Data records

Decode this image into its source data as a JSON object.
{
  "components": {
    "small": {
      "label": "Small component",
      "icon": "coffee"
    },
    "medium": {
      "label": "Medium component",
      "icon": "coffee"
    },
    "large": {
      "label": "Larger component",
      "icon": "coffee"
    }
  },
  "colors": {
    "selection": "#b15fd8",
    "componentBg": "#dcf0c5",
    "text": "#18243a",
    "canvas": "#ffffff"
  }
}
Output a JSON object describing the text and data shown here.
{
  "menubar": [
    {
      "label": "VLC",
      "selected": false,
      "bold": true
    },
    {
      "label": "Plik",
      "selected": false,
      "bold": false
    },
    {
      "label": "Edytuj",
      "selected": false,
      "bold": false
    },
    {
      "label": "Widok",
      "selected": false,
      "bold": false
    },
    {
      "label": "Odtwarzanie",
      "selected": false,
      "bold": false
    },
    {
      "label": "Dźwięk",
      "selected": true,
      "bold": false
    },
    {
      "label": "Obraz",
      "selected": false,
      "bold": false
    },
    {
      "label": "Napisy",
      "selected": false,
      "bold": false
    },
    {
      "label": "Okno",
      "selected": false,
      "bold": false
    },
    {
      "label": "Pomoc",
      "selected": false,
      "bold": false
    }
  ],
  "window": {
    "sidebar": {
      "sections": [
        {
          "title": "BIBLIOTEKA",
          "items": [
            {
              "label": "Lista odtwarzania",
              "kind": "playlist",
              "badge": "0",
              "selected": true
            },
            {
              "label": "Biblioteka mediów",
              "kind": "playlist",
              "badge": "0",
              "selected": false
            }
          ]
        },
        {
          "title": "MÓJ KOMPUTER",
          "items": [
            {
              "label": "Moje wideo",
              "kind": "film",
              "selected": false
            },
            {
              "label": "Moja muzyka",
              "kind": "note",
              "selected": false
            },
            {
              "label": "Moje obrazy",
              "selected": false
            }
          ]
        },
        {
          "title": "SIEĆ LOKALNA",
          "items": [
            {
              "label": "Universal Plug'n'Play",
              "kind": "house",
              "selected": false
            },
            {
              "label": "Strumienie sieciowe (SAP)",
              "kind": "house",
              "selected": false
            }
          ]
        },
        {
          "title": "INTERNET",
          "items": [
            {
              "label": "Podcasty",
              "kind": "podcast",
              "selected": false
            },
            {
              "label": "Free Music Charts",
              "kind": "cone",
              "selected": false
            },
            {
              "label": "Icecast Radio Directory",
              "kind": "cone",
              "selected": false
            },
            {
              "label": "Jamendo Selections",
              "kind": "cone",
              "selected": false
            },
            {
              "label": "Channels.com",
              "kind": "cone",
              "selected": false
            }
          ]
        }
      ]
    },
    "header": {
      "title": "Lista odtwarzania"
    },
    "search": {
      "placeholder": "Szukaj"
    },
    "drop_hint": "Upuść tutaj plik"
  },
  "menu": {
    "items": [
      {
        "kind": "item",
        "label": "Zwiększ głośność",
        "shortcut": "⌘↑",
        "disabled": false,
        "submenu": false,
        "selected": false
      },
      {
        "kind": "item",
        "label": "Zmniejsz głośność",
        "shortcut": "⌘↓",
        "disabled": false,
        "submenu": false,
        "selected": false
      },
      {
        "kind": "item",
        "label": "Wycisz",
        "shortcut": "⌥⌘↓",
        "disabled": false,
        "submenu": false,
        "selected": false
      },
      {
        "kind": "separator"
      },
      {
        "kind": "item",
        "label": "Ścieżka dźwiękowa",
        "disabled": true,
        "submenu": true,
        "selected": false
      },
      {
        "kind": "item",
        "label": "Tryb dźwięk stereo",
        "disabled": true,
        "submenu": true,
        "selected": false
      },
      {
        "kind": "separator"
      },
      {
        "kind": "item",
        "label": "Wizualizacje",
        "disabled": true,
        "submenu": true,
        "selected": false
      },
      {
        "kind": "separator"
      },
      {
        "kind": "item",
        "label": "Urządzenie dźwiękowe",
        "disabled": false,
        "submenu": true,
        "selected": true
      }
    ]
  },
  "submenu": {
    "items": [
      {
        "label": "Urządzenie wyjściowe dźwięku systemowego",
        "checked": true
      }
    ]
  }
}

→ **Prompt**
Faithfully reproduce all of the records, character for character.

→ **Answer for the task**
Decode this image into its source data as a JSON object.
{
  "components": {
    "small": {
      "label": "Small component",
      "icon": "coffee"
    },
    "medium": {
      "label": "Medium component",
      "icon": "coffee"
    },
    "large": {
      "label": "Larger component",
      "icon": "coffee"
    }
  },
  "colors": {
    "selection": "#b15fd8",
    "componentBg": "#dcf0c5",
    "text": "#18243a",
    "canvas": "#ffffff"
  }
}
Output a JSON object describing the text and data shown here.
{
  "menubar": [
    {
      "label": "VLC",
      "selected": false,
      "bold": true
    },
    {
      "label": "Plik",
      "selected": false,
      "bold": false
    },
    {
      "label": "Edytuj",
      "selected": false,
      "bold": false
    },
    {
      "label": "Widok",
      "selected": false,
      "bold": false
    },
    {
      "label": "Odtwarzanie",
      "selected": false,
      "bold": false
    },
    {
      "label": "Dźwięk",
      "selected": true,
      "bold": false
    },
    {
      "label": "Obraz",
      "selected": false,
      "bold": false
    },
    {
      "label": "Napisy",
      "selected": false,
      "bold": false
    },
    {
      "label": "Okno",
      "selected": false,
      "bold": false
    },
    {
      "label": "Pomoc",
      "selected": false,
      "bold": false
    }
  ],
  "window": {
    "sidebar": {
      "sections": [
        {
          "title": "BIBLIOTEKA",
          "items": [
            {
              "label": "Lista odtwarzania",
              "kind": "playlist",
              "badge": "0",
              "selected": true
            },
            {
              "label": "Biblioteka mediów",
              "kind": "playlist",
              "badge": "0",
              "selected": false
            }
          ]
        },
        {
          "title": "MÓJ KOMPUTER",
          "items": [
            {
              "label": "Moje wideo",
              "kind": "film",
              "selected": false
            },
            {
              "label": "Moja muzyka",
              "kind": "note",
              "selected": false
            },
            {
              "label": "Moje obrazy",
              "selected": false
            }
          ]
        },
        {
          "title": "SIEĆ LOKALNA",
          "items": [
            {
              "label": "Universal Plug'n'Play",
              "kind": "house",
              "selected": false
            },
            {
              "label": "Strumienie sieciowe (SAP)",
              "kind": "house",
              "selected": false
            }
          ]
        },
        {
          "title": "INTERNET",
          "items": [
            {
              "label": "Podcasty",
              "kind": "podcast",
              "selected": false
            },
            {
              "label": "Free Music Charts",
              "kind": "cone",
              "selected": false
            },
            {
              "label": "Icecast Radio Directory",
              "kind": "cone",
              "selected": false
            },
            {
              "label": "Jamendo Selections",
              "kind": "cone",
              "selected": false
            },
            {
              "label": "Channels.com",
              "kind": "cone",
              "selected": false
            }
          ]
        }
      ]
    },
    "header": {
      "title": "Lista odtwarzania"
    },
    "search": {
      "placeholder": "Szukaj"
    },
    "drop_hint": "Upuść tutaj plik"
  },
  "menu": {
    "items": [
      {
        "kind": "item",
        "label": "Zwiększ głośność",
        "shortcut": "⌘↑",
        "disabled": false,
        "submenu": false,
        "selected": false
      },
      {
        "kind": "item",
        "label": "Zmniejsz głośność",
        "shortcut": "⌘↓",
        "disabled": false,
        "submenu": false,
        "selected": false
      },
      {
        "kind": "item",
        "label": "Wycisz",
        "shortcut": "⌥⌘↓",
        "disabled": false,
        "submenu": false,
        "selected": false
      },
      {
        "kind": "separator"
      },
      {
        "kind": "item",
        "label": "Ścieżka dźwiękowa",
        "disabled": true,
        "submenu": true,
        "selected": false
      },
      {
        "kind": "item",
        "label": "Tryb dźwięk stereo",
        "disabled": true,
        "submenu": true,
        "selected": false
      },
      {
        "kind": "separator"
      },
      {
        "kind": "item",
        "label": "Wizualizacje",
        "disabled": true,
        "submenu": true,
        "selected": false
      },
      {
        "kind": "separator"
      },
      {
        "kind": "item",
        "label": "Urządzenie dźwiękowe",
        "disabled": false,
        "submenu": true,
        "selected": true
      }
    ]
  },
  "submenu": {
    "items": [
      {
        "label": "Urządzenie wyjściowe dźwięku systemowego",
        "checked": true
      }
    ]
  }
}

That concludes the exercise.